--- The input ---

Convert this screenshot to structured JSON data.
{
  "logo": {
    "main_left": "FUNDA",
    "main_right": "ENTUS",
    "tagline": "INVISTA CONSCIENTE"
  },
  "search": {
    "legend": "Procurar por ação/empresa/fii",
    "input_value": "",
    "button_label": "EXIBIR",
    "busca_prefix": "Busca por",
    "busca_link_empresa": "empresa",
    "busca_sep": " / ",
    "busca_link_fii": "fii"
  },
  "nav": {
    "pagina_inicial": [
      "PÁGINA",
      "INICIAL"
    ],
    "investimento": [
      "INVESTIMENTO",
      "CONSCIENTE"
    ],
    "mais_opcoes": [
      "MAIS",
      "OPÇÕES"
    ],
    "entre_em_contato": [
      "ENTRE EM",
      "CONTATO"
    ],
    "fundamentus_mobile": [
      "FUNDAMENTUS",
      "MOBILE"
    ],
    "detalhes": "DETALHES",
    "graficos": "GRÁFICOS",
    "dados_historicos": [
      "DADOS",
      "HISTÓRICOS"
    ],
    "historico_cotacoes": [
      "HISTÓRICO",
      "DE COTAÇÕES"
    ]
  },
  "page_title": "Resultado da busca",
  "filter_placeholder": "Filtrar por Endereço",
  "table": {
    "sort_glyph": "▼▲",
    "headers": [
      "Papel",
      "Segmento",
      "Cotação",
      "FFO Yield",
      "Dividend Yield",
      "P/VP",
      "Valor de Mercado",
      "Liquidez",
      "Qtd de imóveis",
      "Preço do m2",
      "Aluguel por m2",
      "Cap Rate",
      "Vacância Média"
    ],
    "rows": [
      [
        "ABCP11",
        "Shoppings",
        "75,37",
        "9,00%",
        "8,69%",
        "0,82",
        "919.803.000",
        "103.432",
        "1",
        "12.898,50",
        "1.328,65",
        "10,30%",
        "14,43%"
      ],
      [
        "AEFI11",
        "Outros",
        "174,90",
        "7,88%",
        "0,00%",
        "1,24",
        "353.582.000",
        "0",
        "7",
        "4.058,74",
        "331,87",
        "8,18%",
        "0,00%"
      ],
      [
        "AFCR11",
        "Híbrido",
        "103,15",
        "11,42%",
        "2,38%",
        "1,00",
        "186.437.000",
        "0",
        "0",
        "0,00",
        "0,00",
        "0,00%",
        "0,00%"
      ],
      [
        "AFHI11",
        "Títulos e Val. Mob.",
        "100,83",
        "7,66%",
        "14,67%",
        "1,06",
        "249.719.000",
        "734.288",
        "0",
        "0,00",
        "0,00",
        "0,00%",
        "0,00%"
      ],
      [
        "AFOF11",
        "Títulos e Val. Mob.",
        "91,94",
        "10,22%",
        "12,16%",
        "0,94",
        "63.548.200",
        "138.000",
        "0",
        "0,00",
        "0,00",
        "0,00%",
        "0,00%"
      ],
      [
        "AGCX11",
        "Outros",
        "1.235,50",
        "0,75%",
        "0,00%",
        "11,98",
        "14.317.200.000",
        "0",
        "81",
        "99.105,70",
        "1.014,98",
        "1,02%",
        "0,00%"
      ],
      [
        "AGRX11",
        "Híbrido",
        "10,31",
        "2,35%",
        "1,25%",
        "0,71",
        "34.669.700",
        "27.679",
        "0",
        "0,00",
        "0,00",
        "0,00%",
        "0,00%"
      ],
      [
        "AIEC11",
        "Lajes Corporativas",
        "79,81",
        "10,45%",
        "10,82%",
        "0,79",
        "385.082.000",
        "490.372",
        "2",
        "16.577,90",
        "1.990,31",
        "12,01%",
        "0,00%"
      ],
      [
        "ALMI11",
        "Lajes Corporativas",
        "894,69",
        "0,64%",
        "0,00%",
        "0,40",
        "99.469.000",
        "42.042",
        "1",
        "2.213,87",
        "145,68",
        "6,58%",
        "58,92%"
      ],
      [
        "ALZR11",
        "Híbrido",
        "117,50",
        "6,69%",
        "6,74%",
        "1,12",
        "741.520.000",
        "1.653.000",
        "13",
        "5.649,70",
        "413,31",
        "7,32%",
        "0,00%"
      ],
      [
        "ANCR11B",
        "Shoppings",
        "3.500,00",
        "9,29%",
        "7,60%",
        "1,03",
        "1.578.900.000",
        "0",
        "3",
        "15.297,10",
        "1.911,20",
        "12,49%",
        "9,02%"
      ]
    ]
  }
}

---

• Exercise prompt
Repeat the material above exactly.

• Output of the task
Convert this screenshot to structured JSON data.
{
  "logo": {
    "main_left": "FUNDA",
    "main_right": "ENTUS",
    "tagline": "INVISTA CONSCIENTE"
  },
  "search": {
    "legend": "Procurar por ação/empresa/fii",
    "input_value": "",
    "button_label": "EXIBIR",
    "busca_prefix": "Busca por",
    "busca_link_empresa": "empresa",
    "busca_sep": " / ",
    "busca_link_fii": "fii"
  },
  "nav": {
    "pagina_inicial": [
      "PÁGINA",
      "INICIAL"
    ],
    "investimento": [
      "INVESTIMENTO",
      "CONSCIENTE"
    ],
    "mais_opcoes": [
      "MAIS",
      "OPÇÕES"
    ],
    "entre_em_contato": [
      "ENTRE EM",
      "CONTATO"
    ],
    "fundamentus_mobile": [
      "FUNDAMENTUS",
      "MOBILE"
    ],
    "detalhes": "DETALHES",
    "graficos": "GRÁFICOS",
    "dados_historicos": [
      "DADOS",
      "HISTÓRICOS"
    ],
    "historico_cotacoes": [
      "HISTÓRICO",
      "DE COTAÇÕES"
    ]
  },
  "page_title": "Resultado da busca",
  "filter_placeholder": "Filtrar por Endereço",
  "table": {
    "sort_glyph": "▼▲",
    "headers": [
      "Papel",
      "Segmento",
      "Cotação",
      "FFO Yield",
      "Dividend Yield",
      "P/VP",
      "Valor de Mercado",
      "Liquidez",
      "Qtd de imóveis",
      "Preço do m2",
      "Aluguel por m2",
      "Cap Rate",
      "Vacância Média"
    ],
    "rows": [
      [
        "ABCP11",
        "Shoppings",
        "75,37",
        "9,00%",
        "8,69%",
        "0,82",
        "919.803.000",
        "103.432",
        "1",
        "12.898,50",
        "1.328,65",
        "10,30%",
        "14,43%"
      ],
      [
        "AEFI11",
        "Outros",
        "174,90",
        "7,88%",
        "0,00%",
        "1,24",
        "353.582.000",
        "0",
        "7",
        "4.058,74",
        "331,87",
        "8,18%",
        "0,00%"
      ],
      [
        "AFCR11",
        "Híbrido",
        "103,15",
        "11,42%",
        "2,38%",
        "1,00",
        "186.437.000",
        "0",
        "0",
        "0,00",
        "0,00",
        "0,00%",
        "0,00%"
      ],
      [
        "AFHI11",
        "Títulos e Val. Mob.",
        "100,83",
        "7,66%",
        "14,67%",
        "1,06",
        "249.719.000",
        "734.288",
        "0",
        "0,00",
        "0,00",
        "0,00%",
        "0,00%"
      ],
      [
        "AFOF11",
        "Títulos e Val. Mob.",
        "91,94",
        "10,22%",
        "12,16%",
        "0,94",
        "63.548.200",
        "138.000",
        "0",
        "0,00",
        "0,00",
        "0,00%",
        "0,00%"
      ],
      [
        "AGCX11",
        "Outros",
        "1.235,50",
        "0,75%",
        "0,00%",
        "11,98",
        "14.317.200.000",
        "0",
        "81",
        "99.105,70",
        "1.014,98",
        "1,02%",
        "0,00%"
      ],
      [
        "AGRX11",
        "Híbrido",
        "10,31",
        "2,35%",
        "1,25%",
        "0,71",
        "34.669.700",
        "27.679",
        "0",
        "0,00",
        "0,00",
        "0,00%",
        "0,00%"
      ],
      [
        "AIEC11",
        "Lajes Corporativas",
        "79,81",
        "10,45%",
        "10,82%",
        "0,79",
        "385.082.000",
        "490.372",
        "2",
        "16.577,90",
        "1.990,31",
        "12,01%",
        "0,00%"
      ],
      [
        "ALMI11",
        "Lajes Corporativas",
        "894,69",
        "0,64%",
        "0,00%",
        "0,40",
        "99.469.000",
        "42.042",
        "1",
        "2.213,87",
        "145,68",
        "6,58%",
        "58,92%"
      ],
      [
        "ALZR11",
        "Híbrido",
        "117,50",
        "6,69%",
        "6,74%",
        "1,12",
        "741.520.000",
        "1.653.000",
        "13",
        "5.649,70",
        "413,31",
        "7,32%",
        "0,00%"
      ],
      [
        "ANCR11B",
        "Shoppings",
        "3.500,00",
        "9,29%",
        "7,60%",
        "1,03",
        "1.578.900.000",
        "0",
        "3",
        "15.297,10",
        "1.911,20",
        "12,49%",
        "9,02%"
      ]
    ]
  }
}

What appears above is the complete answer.